**Task details:** Show each line from the listing that includes the word "الثاني".

Stored items

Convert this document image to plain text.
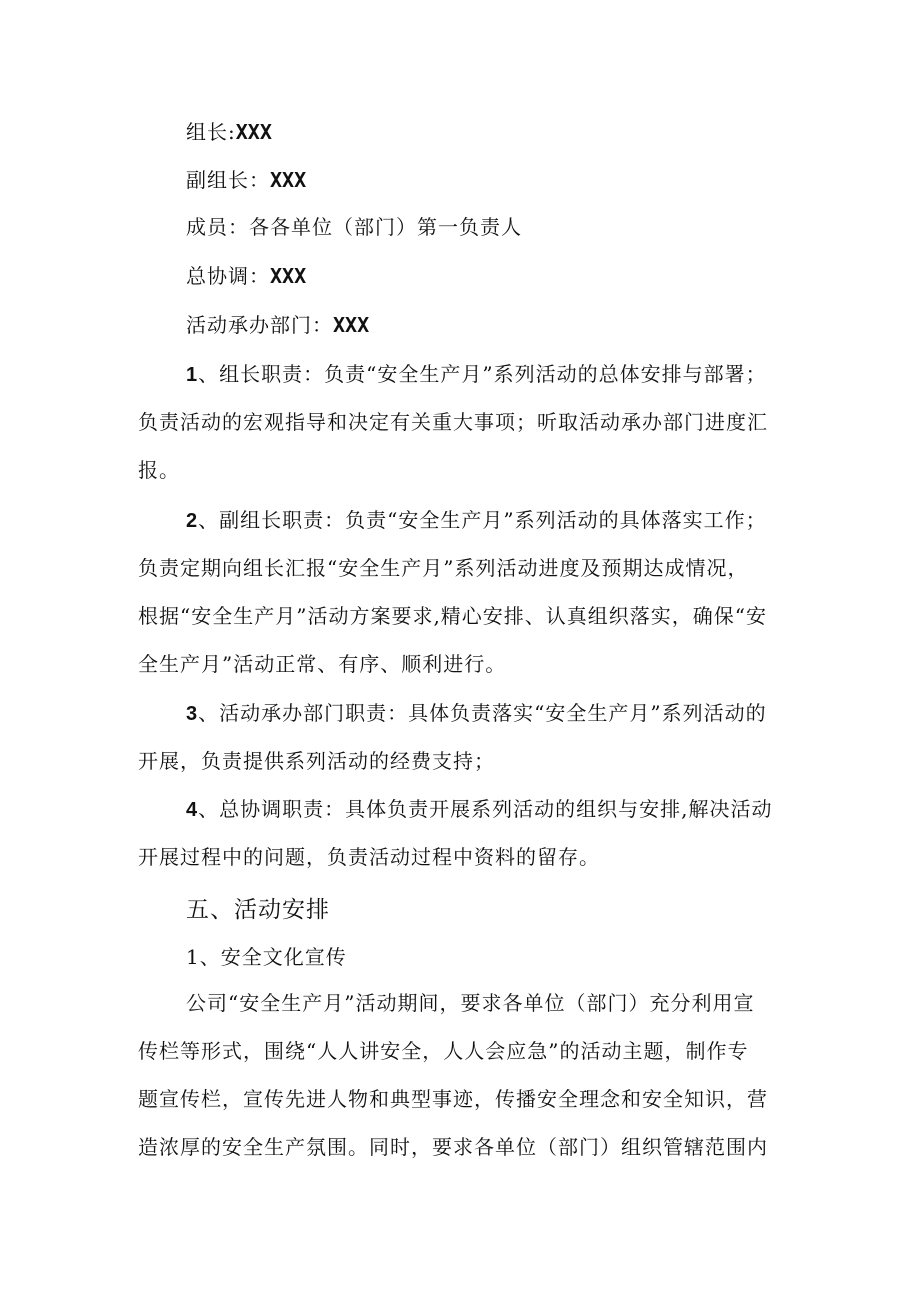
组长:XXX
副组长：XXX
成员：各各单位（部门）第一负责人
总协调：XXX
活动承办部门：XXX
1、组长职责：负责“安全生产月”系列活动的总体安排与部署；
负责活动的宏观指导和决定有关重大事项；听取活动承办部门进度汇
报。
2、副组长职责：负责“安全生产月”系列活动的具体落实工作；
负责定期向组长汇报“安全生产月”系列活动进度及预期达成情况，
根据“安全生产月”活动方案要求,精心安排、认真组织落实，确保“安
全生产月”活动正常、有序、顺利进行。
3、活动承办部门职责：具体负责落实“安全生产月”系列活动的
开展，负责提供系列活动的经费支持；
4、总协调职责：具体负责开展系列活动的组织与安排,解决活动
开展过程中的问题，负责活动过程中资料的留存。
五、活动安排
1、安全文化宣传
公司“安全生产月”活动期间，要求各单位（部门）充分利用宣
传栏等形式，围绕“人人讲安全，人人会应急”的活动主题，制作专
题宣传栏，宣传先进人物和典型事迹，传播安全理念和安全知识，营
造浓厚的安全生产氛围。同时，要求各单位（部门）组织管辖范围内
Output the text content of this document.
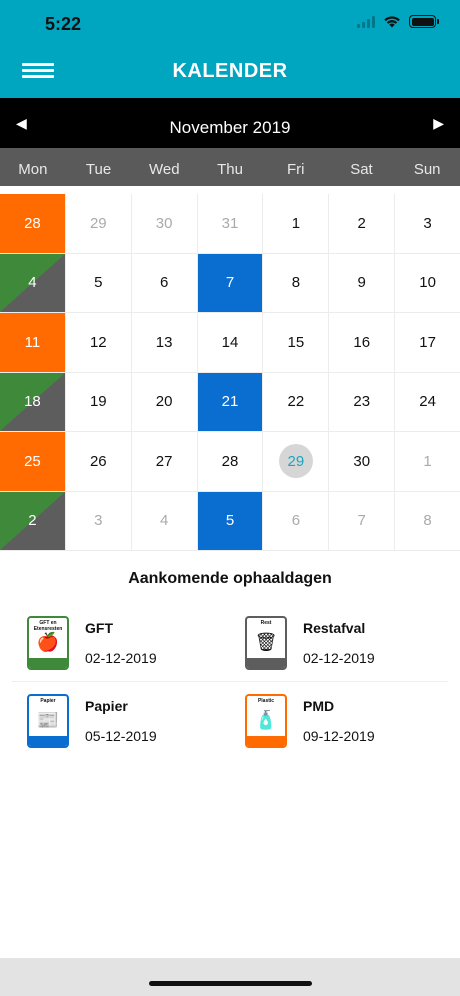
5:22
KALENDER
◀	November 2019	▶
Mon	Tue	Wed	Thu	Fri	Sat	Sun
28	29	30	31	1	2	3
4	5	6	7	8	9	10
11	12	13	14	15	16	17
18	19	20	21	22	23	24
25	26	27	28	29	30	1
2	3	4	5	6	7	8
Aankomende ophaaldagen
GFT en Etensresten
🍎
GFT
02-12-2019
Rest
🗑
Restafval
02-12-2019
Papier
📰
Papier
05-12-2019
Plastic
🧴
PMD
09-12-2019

* * *

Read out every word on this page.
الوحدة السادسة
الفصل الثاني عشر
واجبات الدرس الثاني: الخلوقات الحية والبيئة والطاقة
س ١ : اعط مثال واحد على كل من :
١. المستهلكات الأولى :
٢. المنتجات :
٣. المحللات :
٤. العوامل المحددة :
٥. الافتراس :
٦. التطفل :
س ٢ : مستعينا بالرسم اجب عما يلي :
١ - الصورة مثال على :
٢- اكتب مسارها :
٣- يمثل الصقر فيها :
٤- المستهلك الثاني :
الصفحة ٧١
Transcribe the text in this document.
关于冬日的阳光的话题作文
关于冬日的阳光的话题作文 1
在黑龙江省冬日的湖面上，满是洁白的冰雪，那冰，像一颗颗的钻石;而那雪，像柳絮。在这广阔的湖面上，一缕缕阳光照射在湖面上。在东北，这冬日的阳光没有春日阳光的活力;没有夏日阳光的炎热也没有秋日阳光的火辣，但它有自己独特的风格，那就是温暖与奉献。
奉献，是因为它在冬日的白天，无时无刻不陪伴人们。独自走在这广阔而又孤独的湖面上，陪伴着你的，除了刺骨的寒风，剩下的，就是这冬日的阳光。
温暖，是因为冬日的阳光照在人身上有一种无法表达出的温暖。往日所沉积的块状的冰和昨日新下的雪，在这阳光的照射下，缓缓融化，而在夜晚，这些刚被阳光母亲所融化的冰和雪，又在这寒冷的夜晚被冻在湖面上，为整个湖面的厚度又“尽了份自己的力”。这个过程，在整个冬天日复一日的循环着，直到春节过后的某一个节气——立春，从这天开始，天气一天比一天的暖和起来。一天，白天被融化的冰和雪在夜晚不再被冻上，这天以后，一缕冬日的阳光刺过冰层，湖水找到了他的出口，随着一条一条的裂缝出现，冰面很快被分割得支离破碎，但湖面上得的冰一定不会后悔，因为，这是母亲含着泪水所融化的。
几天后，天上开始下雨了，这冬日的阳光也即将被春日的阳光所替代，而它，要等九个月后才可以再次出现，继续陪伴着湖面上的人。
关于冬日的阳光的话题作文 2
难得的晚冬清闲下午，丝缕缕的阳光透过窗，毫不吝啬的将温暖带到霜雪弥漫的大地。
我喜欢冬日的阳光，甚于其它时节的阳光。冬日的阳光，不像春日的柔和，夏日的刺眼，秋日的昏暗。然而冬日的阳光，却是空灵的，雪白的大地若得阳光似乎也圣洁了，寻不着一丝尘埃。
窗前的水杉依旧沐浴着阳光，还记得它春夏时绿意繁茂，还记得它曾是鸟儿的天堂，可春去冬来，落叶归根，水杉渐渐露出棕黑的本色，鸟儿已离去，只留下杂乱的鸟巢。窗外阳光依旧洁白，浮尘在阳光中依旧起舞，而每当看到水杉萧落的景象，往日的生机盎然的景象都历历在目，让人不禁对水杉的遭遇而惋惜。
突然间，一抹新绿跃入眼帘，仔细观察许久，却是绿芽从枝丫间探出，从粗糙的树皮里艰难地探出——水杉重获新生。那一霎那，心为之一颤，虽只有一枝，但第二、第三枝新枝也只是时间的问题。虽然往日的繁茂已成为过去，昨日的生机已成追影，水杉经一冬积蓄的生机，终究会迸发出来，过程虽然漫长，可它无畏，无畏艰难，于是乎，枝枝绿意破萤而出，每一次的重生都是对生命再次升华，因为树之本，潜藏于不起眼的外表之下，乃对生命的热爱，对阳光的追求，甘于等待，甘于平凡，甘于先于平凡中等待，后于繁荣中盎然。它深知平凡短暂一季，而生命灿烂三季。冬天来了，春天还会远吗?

**Output below:**
الفصل الثاني عشر
واجبات الدرس الثاني: الخلوقات الحية والبيئة والطاقة
٤- المستهلك الثاني :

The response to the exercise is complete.